[TASK DESCRIPTION]
Find the lines that hold the word "attribute" and return them.

[SUPPLIED RECORDS]
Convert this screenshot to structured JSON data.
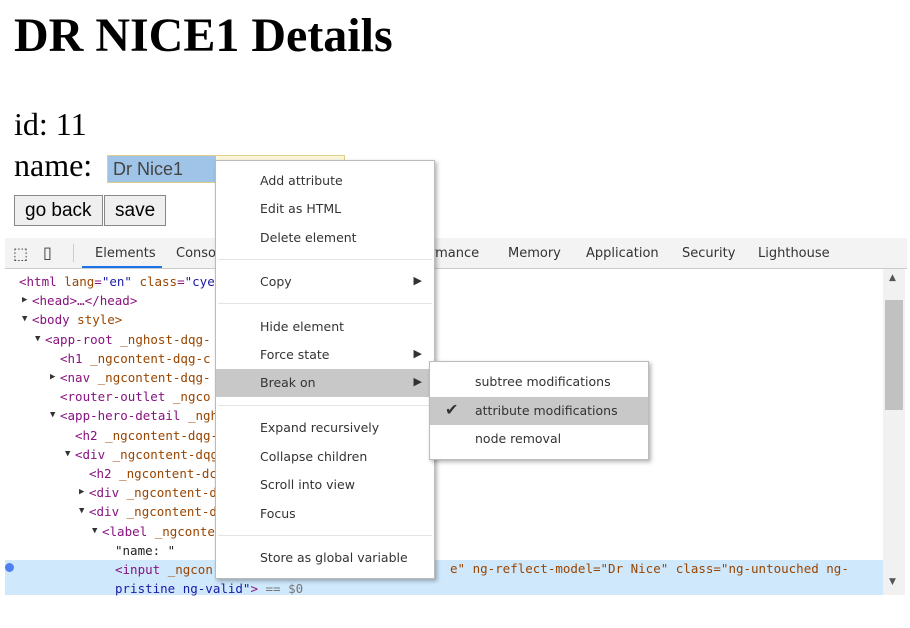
{
  "page": {
    "title": "DR NICE1 Details",
    "id_label": "id: 11",
    "name_label": "name:",
    "name_value": "Dr Nice1",
    "go_back": "go back",
    "save": "save"
  },
  "devtools": {
    "tabs": [
      "Elements",
      "Conso",
      "rmance",
      "Memory",
      "Application",
      "Security",
      "Lighthouse"
    ],
    "active_tab": "Elements",
    "tree": [
      "<html lang=\"en\" class=\"cye",
      "<head>…</head>",
      "<body style>",
      "<app-root _nghost-dqg-",
      "<h1 _ngcontent-dqg-c",
      "<nav _ngcontent-dqg-",
      "<router-outlet _ngco",
      "<app-hero-detail _ngh",
      "<h2 _ngcontent-dqg-",
      "<div _ngcontent-dqg",
      "<h2 _ngcontent-dc",
      "<div _ngcontent-d",
      "<div _ngcontent-d",
      "<label _ngconte",
      "\"name: \"",
      "<input _ngcon",
      "pristine ng-valid\"> == $0"
    ],
    "selected_tail": "e\" ng-reflect-model=\"Dr Nice\" class=\"ng-untouched ng-"
  },
  "context_menu": {
    "items": [
      "Add attribute",
      "Edit as HTML",
      "Delete element",
      "Copy",
      "Hide element",
      "Force state",
      "Break on",
      "Expand recursively",
      "Collapse children",
      "Scroll into view",
      "Focus",
      "Store as global variable"
    ],
    "highlighted": "Break on"
  },
  "submenu": {
    "items": [
      "subtree modifications",
      "attribute modifications",
      "node removal"
    ],
    "checked": "attribute modifications"
  },
  "colors": {
    "tag": "#881280",
    "attr_name": "#994500",
    "attr_value": "#1a1aa6",
    "selected_row": "#cfe8fc",
    "menu_highlight": "#c8c8c8"
  }
}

[RESPONSE]
      "Add attribute",
      "attribute modifications",
    "checked": "attribute modifications"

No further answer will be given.